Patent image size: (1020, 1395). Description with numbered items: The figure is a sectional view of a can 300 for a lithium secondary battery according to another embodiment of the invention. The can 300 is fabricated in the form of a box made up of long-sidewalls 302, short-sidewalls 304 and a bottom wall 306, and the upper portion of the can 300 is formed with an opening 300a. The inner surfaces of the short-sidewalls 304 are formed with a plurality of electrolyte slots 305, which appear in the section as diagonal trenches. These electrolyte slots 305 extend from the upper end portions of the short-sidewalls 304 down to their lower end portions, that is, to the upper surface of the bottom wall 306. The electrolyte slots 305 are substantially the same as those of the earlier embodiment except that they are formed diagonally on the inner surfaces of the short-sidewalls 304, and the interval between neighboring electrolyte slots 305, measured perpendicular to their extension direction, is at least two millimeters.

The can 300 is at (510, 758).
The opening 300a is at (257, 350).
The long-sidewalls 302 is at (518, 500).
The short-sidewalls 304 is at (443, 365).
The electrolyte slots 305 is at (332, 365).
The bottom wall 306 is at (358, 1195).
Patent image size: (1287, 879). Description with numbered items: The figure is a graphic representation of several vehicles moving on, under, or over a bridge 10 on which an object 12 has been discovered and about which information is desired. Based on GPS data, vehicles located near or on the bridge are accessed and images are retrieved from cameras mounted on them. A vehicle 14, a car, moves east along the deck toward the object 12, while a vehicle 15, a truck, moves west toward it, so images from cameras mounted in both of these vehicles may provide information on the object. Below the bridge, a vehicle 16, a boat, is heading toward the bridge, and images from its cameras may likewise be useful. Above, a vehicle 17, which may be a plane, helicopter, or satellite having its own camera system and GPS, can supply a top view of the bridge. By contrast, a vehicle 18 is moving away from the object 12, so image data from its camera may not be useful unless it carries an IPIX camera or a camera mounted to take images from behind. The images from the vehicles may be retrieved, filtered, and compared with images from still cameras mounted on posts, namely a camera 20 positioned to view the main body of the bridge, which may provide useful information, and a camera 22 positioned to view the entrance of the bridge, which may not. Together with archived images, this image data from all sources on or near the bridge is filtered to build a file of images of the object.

- DIRECTION
Return the lines above as a JSON list of strings, one per line, skipping blank lines.

- REPLY TO THE TASK
[
  "Patent image size: (1020, 1395). Description with numbered items: The figure is a sectional view of a can 300 for a lithium secondary battery according to another embodiment of the invention. The can 300 is fabricated in the form of a box made up of long-sidewalls 302, short-sidewalls 304 and a bottom wall 306, and the upper portion of the can 300 is formed with an opening 300a. The inner surfaces of the short-sidewalls 304 are formed with a plurality of electrolyte slots 305, which appear in the section as diagonal trenches. These electrolyte slots 305 extend from the upper end portions of the short-sidewalls 304 down to their lower end portions, that is, to the upper surface of the bottom wall 306. The electrolyte slots 305 are substantially the same as those of the earlier embodiment except that they are formed diagonally on the inner surfaces of the short-sidewalls 304, and the interval between neighboring electrolyte slots 305, measured perpendicular to their extension direction, is at least two millimeters.",
  "The can 300 is at (510, 758).",
  "The opening 300a is at (257, 350).",
  "The long-sidewalls 302 is at (518, 500).",
  "The short-sidewalls 304 is at (443, 365).",
  "The electrolyte slots 305 is at (332, 365).",
  "The bottom wall 306 is at (358, 1195).",
  "Patent image size: (1287, 879). Description with numbered items: The figure is a graphic representation of several vehicles moving on, under, or over a bridge 10 on which an object 12 has been discovered and about which information is desired. Based on GPS data, vehicles located near or on the bridge are accessed and images are retrieved from cameras mounted on them. A vehicle 14, a car, moves east along the deck toward the object 12, while a vehicle 15, a truck, moves west toward it, so images from cameras mounted in both of these vehicles may provide information on the object. Below the bridge, a vehicle 16, a boat, is heading toward the bridge, and images from its cameras may likewise be useful. Above, a vehicle 17, which may be a plane, helicopter, or satellite having its own camera system and GPS, can supply a top view of the bridge. By contrast, a vehicle 18 is moving away from the object 12, so image data from its camera may not be useful unless it carries an IPIX camera or a camera mounted to take images from behind. The images from the vehicles may be retrieved, filtered, and compared with images from still cameras mounted on posts, namely a camera 20 positioned to view the main body of the bridge, which may provide useful information, and a camera 22 positioned to view the entrance of the bridge, which may not. Together with archived images, this image data from all sources on or near the bridge is filtered to build a file of images of the object."
]